(INPUT FOR THIS TASK)
--- --- ---
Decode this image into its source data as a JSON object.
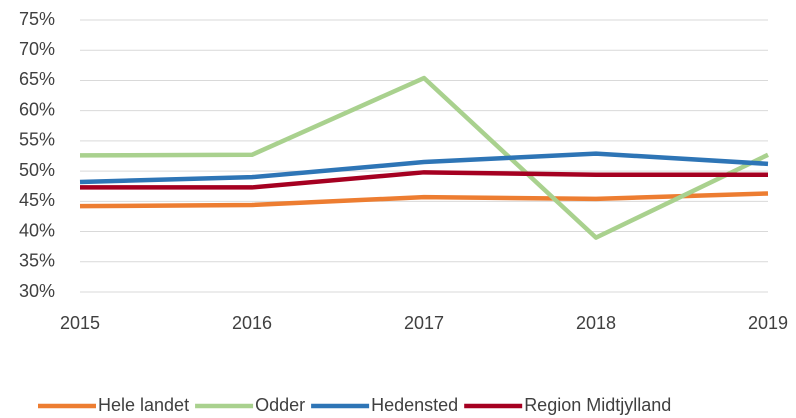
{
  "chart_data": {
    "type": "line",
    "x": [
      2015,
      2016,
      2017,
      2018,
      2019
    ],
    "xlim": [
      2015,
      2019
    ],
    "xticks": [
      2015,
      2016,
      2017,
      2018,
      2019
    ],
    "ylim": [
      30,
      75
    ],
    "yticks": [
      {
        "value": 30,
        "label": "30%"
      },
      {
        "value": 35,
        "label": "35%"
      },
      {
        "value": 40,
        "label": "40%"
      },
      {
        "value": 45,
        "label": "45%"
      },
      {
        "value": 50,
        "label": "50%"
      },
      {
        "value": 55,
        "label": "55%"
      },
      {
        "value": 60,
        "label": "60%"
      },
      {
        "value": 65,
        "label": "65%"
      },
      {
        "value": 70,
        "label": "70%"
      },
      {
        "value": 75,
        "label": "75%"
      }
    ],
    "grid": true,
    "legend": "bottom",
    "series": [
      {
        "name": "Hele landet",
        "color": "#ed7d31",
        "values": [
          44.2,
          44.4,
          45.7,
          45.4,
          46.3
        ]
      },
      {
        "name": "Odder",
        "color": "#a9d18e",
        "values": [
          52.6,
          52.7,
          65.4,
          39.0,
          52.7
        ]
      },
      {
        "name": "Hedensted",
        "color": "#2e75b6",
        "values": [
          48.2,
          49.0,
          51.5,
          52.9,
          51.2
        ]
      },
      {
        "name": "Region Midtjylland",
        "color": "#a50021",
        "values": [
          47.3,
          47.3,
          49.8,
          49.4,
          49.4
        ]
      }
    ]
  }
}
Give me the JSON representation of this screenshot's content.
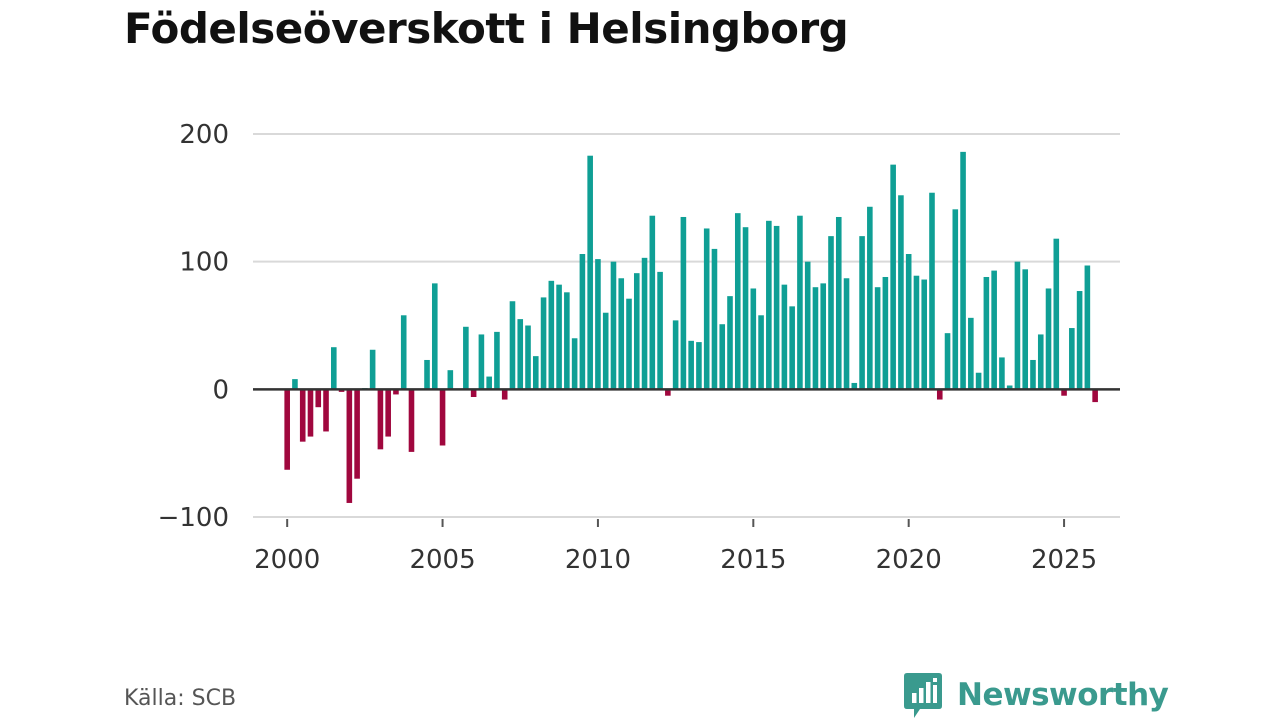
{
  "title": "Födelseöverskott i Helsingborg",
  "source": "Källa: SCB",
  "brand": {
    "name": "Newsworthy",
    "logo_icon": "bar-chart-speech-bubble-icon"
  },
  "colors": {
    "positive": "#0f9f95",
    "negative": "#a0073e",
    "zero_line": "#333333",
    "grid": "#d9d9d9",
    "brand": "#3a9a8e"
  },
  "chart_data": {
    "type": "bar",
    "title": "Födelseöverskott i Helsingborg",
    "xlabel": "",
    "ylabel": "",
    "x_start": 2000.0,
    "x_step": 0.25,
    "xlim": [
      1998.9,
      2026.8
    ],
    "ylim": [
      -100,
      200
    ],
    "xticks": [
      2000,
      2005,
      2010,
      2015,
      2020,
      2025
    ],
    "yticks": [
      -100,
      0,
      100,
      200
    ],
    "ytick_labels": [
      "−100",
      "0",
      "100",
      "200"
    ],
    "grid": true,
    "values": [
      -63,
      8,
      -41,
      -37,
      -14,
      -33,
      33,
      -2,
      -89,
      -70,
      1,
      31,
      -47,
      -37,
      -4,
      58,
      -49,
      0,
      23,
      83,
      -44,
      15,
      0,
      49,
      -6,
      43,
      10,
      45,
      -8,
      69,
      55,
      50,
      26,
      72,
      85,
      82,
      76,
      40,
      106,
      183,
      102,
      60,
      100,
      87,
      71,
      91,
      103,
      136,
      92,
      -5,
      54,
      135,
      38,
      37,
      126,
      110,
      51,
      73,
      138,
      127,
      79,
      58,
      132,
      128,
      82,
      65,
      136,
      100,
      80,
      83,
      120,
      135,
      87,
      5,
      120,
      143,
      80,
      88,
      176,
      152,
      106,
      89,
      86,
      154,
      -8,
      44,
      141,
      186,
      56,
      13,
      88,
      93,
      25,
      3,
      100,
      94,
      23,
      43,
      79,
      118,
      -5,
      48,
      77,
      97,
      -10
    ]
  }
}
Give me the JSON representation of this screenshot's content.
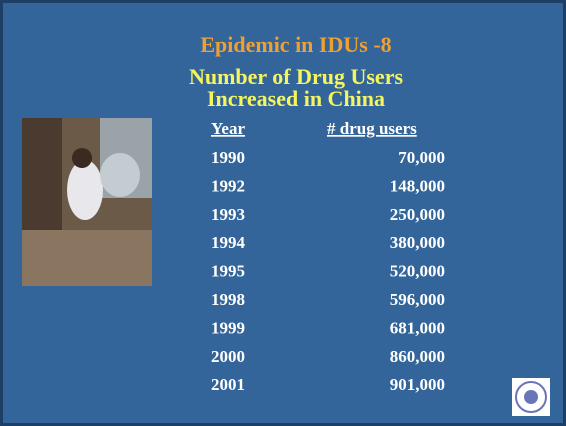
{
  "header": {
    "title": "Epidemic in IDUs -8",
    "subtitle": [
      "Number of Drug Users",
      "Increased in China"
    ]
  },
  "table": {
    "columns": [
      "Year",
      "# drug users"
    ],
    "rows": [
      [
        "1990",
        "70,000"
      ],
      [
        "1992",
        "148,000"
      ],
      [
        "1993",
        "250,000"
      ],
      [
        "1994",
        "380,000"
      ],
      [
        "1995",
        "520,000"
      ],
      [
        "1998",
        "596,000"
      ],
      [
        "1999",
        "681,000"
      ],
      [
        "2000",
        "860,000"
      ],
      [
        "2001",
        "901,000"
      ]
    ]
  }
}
--- --- ---
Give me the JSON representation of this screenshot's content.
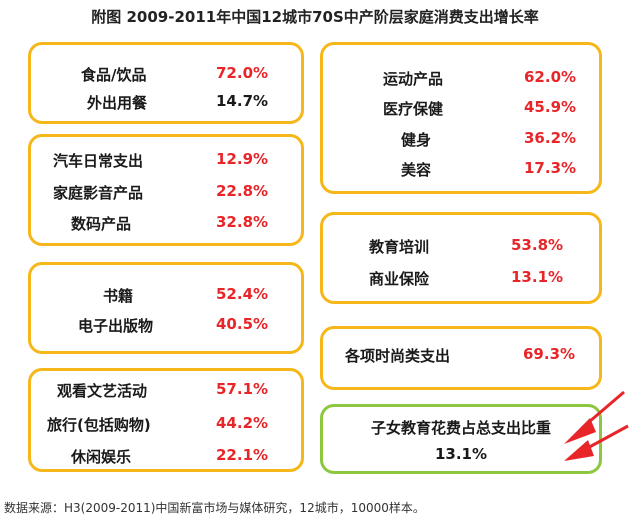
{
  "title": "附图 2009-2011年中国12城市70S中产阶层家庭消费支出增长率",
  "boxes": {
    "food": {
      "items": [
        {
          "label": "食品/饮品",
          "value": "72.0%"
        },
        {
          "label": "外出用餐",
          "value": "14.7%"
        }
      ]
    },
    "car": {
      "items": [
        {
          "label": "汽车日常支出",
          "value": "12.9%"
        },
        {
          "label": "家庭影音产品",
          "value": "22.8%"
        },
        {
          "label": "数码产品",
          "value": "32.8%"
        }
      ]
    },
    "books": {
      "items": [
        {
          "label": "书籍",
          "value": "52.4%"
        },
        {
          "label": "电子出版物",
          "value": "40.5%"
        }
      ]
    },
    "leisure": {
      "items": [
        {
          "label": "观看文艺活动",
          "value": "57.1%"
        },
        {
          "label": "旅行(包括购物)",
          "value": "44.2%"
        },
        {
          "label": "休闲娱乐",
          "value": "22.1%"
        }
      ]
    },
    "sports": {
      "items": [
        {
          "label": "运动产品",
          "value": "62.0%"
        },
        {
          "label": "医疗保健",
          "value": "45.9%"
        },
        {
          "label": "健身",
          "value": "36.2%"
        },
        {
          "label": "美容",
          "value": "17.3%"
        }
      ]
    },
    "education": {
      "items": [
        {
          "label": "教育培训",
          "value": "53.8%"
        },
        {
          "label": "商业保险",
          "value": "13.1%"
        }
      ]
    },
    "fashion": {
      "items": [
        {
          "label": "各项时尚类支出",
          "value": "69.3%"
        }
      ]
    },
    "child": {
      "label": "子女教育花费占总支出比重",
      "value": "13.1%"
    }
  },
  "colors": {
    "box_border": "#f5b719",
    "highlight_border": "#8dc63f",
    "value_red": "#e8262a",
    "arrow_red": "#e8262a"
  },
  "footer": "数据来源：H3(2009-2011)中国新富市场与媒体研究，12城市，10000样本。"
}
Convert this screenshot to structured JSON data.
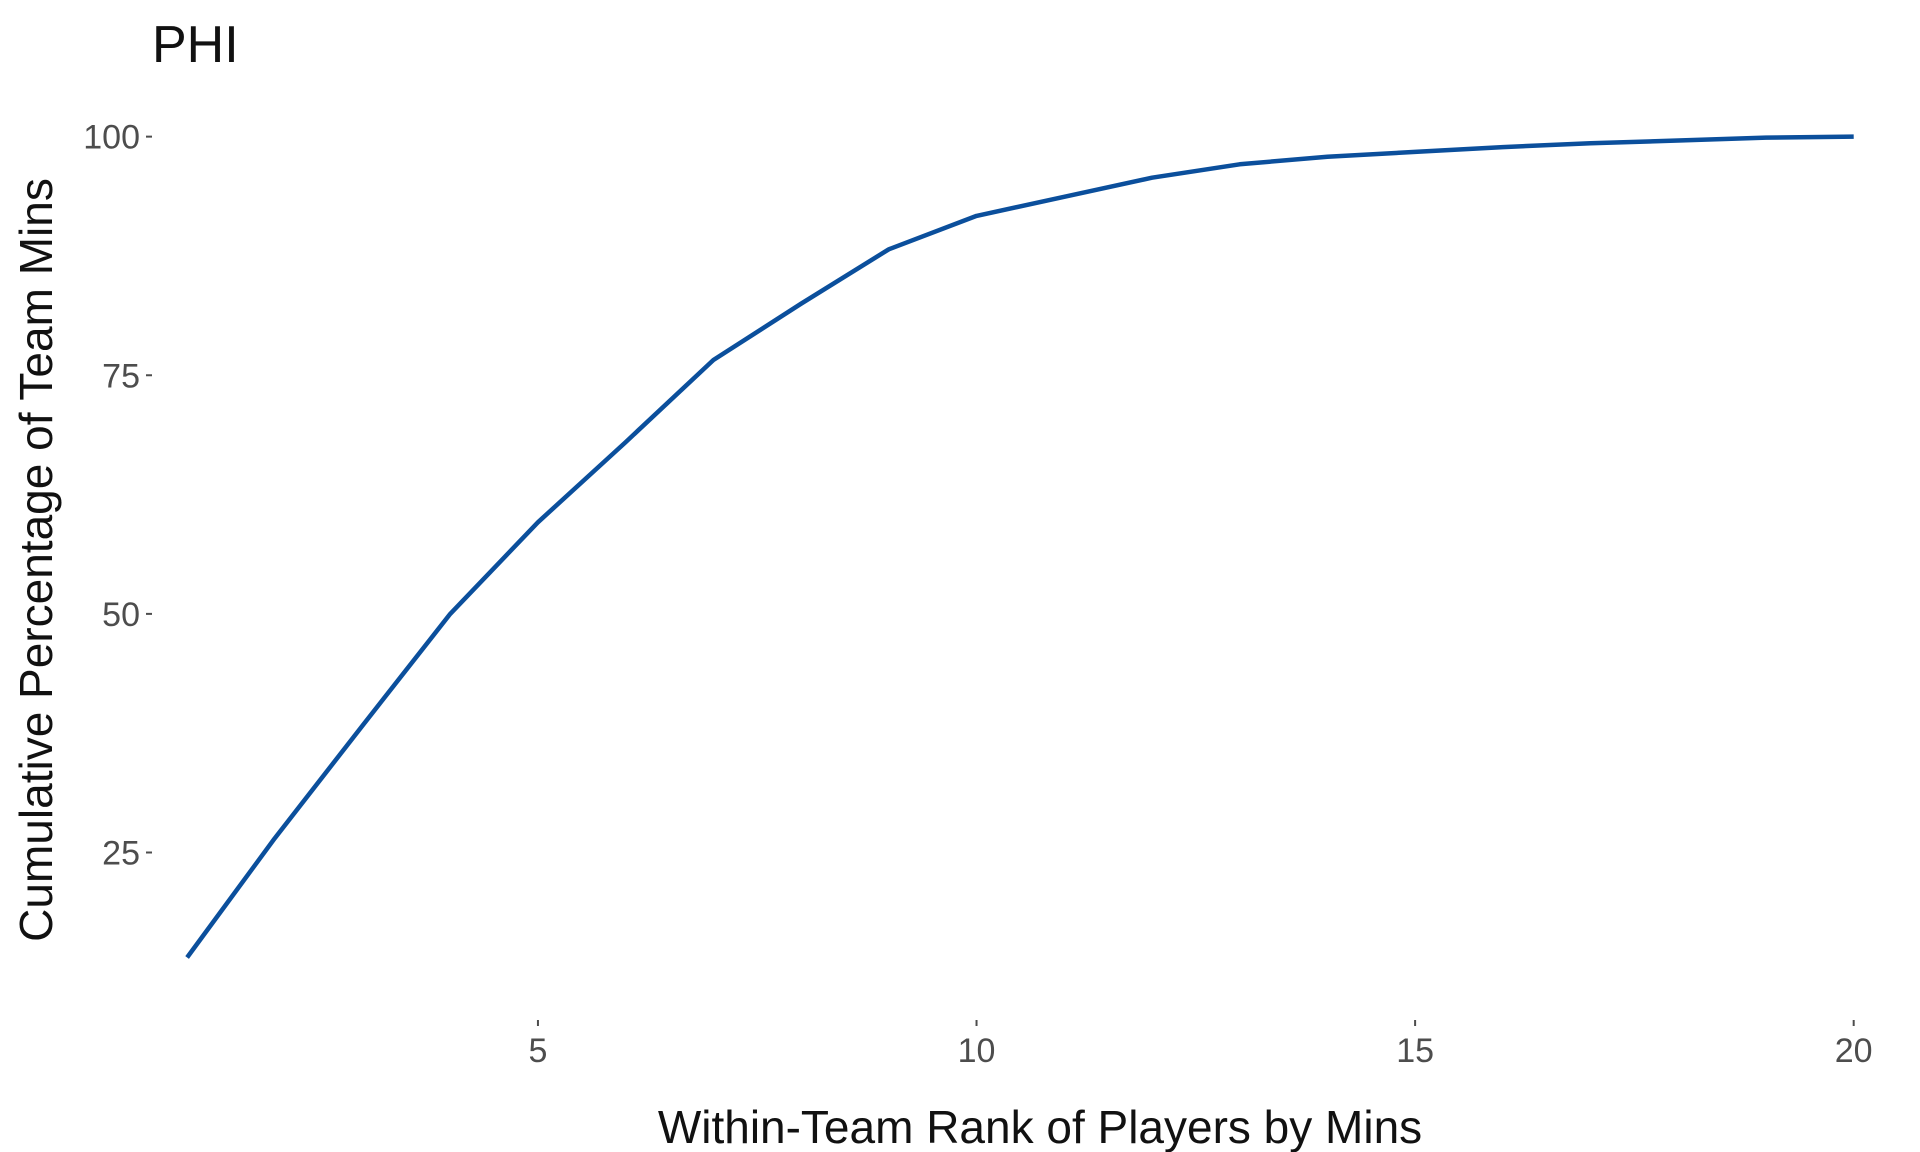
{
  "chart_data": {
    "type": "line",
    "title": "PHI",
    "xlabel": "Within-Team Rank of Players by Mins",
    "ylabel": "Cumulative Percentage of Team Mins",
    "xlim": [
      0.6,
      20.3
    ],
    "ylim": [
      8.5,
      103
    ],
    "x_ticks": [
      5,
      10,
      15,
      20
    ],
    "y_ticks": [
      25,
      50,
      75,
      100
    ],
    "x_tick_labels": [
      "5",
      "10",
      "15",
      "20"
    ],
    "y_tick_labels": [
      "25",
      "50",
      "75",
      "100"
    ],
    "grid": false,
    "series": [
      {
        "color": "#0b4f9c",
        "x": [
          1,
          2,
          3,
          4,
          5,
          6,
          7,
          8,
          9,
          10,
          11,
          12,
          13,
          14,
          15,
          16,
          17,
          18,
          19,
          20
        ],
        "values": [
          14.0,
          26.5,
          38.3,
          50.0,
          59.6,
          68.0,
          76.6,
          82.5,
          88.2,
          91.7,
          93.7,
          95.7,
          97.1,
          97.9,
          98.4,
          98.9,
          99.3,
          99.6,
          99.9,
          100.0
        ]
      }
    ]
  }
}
--- --- ---
From the entries, report each line that includes the word "source".

(RESULT FOR THIS EXERCISE)
Decode this image into its source data as a JSON object.
  "source": "Källa: SCB",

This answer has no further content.